- _Exercise brief_: Reproduce the material exactly, omitting nothing.

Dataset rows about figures

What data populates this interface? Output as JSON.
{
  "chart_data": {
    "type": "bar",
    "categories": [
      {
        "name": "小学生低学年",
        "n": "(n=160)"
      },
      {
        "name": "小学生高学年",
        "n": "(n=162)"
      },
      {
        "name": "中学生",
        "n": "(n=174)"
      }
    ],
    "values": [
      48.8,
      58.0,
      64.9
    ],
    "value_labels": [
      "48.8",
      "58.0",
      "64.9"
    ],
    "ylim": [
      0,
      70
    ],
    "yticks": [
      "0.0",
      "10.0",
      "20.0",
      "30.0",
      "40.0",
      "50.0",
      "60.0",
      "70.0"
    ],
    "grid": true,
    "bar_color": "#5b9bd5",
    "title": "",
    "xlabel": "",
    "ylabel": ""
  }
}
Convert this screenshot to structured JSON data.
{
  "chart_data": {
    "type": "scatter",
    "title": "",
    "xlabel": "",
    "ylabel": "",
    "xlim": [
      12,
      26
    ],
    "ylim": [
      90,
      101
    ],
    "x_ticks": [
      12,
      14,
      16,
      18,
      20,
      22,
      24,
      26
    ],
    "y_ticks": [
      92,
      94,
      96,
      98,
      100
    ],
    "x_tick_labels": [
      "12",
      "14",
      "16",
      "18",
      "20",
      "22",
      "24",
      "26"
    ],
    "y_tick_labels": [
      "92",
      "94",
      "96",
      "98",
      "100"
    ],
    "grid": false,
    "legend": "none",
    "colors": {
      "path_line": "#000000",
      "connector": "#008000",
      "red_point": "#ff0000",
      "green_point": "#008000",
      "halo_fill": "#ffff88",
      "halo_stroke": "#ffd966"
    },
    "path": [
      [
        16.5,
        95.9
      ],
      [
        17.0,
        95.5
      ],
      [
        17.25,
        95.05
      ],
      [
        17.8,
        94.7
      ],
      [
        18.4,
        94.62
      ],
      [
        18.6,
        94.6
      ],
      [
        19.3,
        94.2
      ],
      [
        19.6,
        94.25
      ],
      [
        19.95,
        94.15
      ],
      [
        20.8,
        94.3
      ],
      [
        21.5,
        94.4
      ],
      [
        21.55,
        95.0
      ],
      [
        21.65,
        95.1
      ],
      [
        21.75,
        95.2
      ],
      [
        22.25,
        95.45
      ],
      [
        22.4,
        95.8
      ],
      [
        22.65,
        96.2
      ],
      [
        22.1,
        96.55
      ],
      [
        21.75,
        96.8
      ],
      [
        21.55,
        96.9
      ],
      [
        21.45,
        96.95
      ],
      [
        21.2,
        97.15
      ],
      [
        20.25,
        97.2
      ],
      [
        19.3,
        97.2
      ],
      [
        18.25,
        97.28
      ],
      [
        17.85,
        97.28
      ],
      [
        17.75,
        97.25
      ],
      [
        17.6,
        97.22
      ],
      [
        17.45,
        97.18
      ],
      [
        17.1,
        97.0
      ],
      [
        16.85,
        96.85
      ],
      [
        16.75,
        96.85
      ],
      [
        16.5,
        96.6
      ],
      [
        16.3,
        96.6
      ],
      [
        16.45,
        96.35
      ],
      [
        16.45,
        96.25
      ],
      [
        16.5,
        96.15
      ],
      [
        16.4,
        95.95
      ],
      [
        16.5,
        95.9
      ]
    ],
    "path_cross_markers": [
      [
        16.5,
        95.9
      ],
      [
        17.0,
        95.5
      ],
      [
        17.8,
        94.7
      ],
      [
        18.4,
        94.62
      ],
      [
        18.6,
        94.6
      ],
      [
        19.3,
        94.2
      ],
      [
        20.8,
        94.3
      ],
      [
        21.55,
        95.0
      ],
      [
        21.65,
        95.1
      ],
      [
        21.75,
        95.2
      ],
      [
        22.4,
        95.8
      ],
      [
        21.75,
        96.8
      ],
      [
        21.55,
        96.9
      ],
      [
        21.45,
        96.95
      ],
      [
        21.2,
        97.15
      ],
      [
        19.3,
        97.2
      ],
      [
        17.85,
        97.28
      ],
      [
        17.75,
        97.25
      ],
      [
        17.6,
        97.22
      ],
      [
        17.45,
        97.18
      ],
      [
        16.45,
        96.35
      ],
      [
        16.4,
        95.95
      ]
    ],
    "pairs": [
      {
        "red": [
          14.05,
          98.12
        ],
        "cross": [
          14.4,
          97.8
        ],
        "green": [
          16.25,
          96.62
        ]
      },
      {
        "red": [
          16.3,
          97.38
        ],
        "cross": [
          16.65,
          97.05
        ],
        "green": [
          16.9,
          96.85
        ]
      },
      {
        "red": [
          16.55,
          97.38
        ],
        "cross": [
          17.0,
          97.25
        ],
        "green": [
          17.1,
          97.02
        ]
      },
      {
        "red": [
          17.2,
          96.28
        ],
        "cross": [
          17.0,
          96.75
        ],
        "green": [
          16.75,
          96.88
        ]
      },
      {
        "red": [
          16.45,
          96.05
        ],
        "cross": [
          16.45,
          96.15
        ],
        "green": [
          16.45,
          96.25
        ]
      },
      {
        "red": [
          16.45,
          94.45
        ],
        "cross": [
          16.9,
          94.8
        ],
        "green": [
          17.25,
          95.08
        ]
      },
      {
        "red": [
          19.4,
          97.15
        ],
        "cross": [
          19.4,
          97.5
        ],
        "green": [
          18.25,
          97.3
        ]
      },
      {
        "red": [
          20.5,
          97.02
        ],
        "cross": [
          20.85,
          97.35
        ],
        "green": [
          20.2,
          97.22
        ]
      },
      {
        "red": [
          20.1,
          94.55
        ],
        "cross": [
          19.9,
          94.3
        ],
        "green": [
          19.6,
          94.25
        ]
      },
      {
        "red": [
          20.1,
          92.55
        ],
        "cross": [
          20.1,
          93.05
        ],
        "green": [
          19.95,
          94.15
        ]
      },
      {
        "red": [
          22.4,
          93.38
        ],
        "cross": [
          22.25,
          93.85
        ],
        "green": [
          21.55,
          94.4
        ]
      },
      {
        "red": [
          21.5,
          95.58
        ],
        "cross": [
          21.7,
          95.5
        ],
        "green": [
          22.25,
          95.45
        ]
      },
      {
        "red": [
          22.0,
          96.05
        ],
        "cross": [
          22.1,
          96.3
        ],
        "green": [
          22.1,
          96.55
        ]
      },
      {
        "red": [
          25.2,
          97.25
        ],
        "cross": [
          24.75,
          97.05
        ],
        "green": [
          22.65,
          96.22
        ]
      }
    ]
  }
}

- _Exercise result_:
What data populates this interface? Output as JSON.
{
  "chart_data": {
    "type": "bar",
    "categories": [
      {
        "name": "小学生低学年",
        "n": "(n=160)"
      },
      {
        "name": "小学生高学年",
        "n": "(n=162)"
      },
      {
        "name": "中学生",
        "n": "(n=174)"
      }
    ],
    "values": [
      48.8,
      58.0,
      64.9
    ],
    "value_labels": [
      "48.8",
      "58.0",
      "64.9"
    ],
    "ylim": [
      0,
      70
    ],
    "yticks": [
      "0.0",
      "10.0",
      "20.0",
      "30.0",
      "40.0",
      "50.0",
      "60.0",
      "70.0"
    ],
    "grid": true,
    "bar_color": "#5b9bd5",
    "title": "",
    "xlabel": "",
    "ylabel": ""
  }
}
Convert this screenshot to structured JSON data.
{
  "chart_data": {
    "type": "scatter",
    "title": "",
    "xlabel": "",
    "ylabel": "",
    "xlim": [
      12,
      26
    ],
    "ylim": [
      90,
      101
    ],
    "x_ticks": [
      12,
      14,
      16,
      18,
      20,
      22,
      24,
      26
    ],
    "y_ticks": [
      92,
      94,
      96,
      98,
      100
    ],
    "x_tick_labels": [
      "12",
      "14",
      "16",
      "18",
      "20",
      "22",
      "24",
      "26"
    ],
    "y_tick_labels": [
      "92",
      "94",
      "96",
      "98",
      "100"
    ],
    "grid": false,
    "legend": "none",
    "colors": {
      "path_line": "#000000",
      "connector": "#008000",
      "red_point": "#ff0000",
      "green_point": "#008000",
      "halo_fill": "#ffff88",
      "halo_stroke": "#ffd966"
    },
    "path": [
      [
        16.5,
        95.9
      ],
      [
        17.0,
        95.5
      ],
      [
        17.25,
        95.05
      ],
      [
        17.8,
        94.7
      ],
      [
        18.4,
        94.62
      ],
      [
        18.6,
        94.6
      ],
      [
        19.3,
        94.2
      ],
      [
        19.6,
        94.25
      ],
      [
        19.95,
        94.15
      ],
      [
        20.8,
        94.3
      ],
      [
        21.5,
        94.4
      ],
      [
        21.55,
        95.0
      ],
      [
        21.65,
        95.1
      ],
      [
        21.75,
        95.2
      ],
      [
        22.25,
        95.45
      ],
      [
        22.4,
        95.8
      ],
      [
        22.65,
        96.2
      ],
      [
        22.1,
        96.55
      ],
      [
        21.75,
        96.8
      ],
      [
        21.55,
        96.9
      ],
      [
        21.45,
        96.95
      ],
      [
        21.2,
        97.15
      ],
      [
        20.25,
        97.2
      ],
      [
        19.3,
        97.2
      ],
      [
        18.25,
        97.28
      ],
      [
        17.85,
        97.28
      ],
      [
        17.75,
        97.25
      ],
      [
        17.6,
        97.22
      ],
      [
        17.45,
        97.18
      ],
      [
        17.1,
        97.0
      ],
      [
        16.85,
        96.85
      ],
      [
        16.75,
        96.85
      ],
      [
        16.5,
        96.6
      ],
      [
        16.3,
        96.6
      ],
      [
        16.45,
        96.35
      ],
      [
        16.45,
        96.25
      ],
      [
        16.5,
        96.15
      ],
      [
        16.4,
        95.95
      ],
      [
        16.5,
        95.9
      ]
    ],
    "path_cross_markers": [
      [
        16.5,
        95.9
      ],
      [
        17.0,
        95.5
      ],
      [
        17.8,
        94.7
      ],
      [
        18.4,
        94.62
      ],
      [
        18.6,
        94.6
      ],
      [
        19.3,
        94.2
      ],
      [
        20.8,
        94.3
      ],
      [
        21.55,
        95.0
      ],
      [
        21.65,
        95.1
      ],
      [
        21.75,
        95.2
      ],
      [
        22.4,
        95.8
      ],
      [
        21.75,
        96.8
      ],
      [
        21.55,
        96.9
      ],
      [
        21.45,
        96.95
      ],
      [
        21.2,
        97.15
      ],
      [
        19.3,
        97.2
      ],
      [
        17.85,
        97.28
      ],
      [
        17.75,
        97.25
      ],
      [
        17.6,
        97.22
      ],
      [
        17.45,
        97.18
      ],
      [
        16.45,
        96.35
      ],
      [
        16.4,
        95.95
      ]
    ],
    "pairs": [
      {
        "red": [
          14.05,
          98.12
        ],
        "cross": [
          14.4,
          97.8
        ],
        "green": [
          16.25,
          96.62
        ]
      },
      {
        "red": [
          16.3,
          97.38
        ],
        "cross": [
          16.65,
          97.05
        ],
        "green": [
          16.9,
          96.85
        ]
      },
      {
        "red": [
          16.55,
          97.38
        ],
        "cross": [
          17.0,
          97.25
        ],
        "green": [
          17.1,
          97.02
        ]
      },
      {
        "red": [
          17.2,
          96.28
        ],
        "cross": [
          17.0,
          96.75
        ],
        "green": [
          16.75,
          96.88
        ]
      },
      {
        "red": [
          16.45,
          96.05
        ],
        "cross": [
          16.45,
          96.15
        ],
        "green": [
          16.45,
          96.25
        ]
      },
      {
        "red": [
          16.45,
          94.45
        ],
        "cross": [
          16.9,
          94.8
        ],
        "green": [
          17.25,
          95.08
        ]
      },
      {
        "red": [
          19.4,
          97.15
        ],
        "cross": [
          19.4,
          97.5
        ],
        "green": [
          18.25,
          97.3
        ]
      },
      {
        "red": [
          20.5,
          97.02
        ],
        "cross": [
          20.85,
          97.35
        ],
        "green": [
          20.2,
          97.22
        ]
      },
      {
        "red": [
          20.1,
          94.55
        ],
        "cross": [
          19.9,
          94.3
        ],
        "green": [
          19.6,
          94.25
        ]
      },
      {
        "red": [
          20.1,
          92.55
        ],
        "cross": [
          20.1,
          93.05
        ],
        "green": [
          19.95,
          94.15
        ]
      },
      {
        "red": [
          22.4,
          93.38
        ],
        "cross": [
          22.25,
          93.85
        ],
        "green": [
          21.55,
          94.4
        ]
      },
      {
        "red": [
          21.5,
          95.58
        ],
        "cross": [
          21.7,
          95.5
        ],
        "green": [
          22.25,
          95.45
        ]
      },
      {
        "red": [
          22.0,
          96.05
        ],
        "cross": [
          22.1,
          96.3
        ],
        "green": [
          22.1,
          96.55
        ]
      },
      {
        "red": [
          25.2,
          97.25
        ],
        "cross": [
          24.75,
          97.05
        ],
        "green": [
          22.65,
          96.22
        ]
      }
    ]
  }
}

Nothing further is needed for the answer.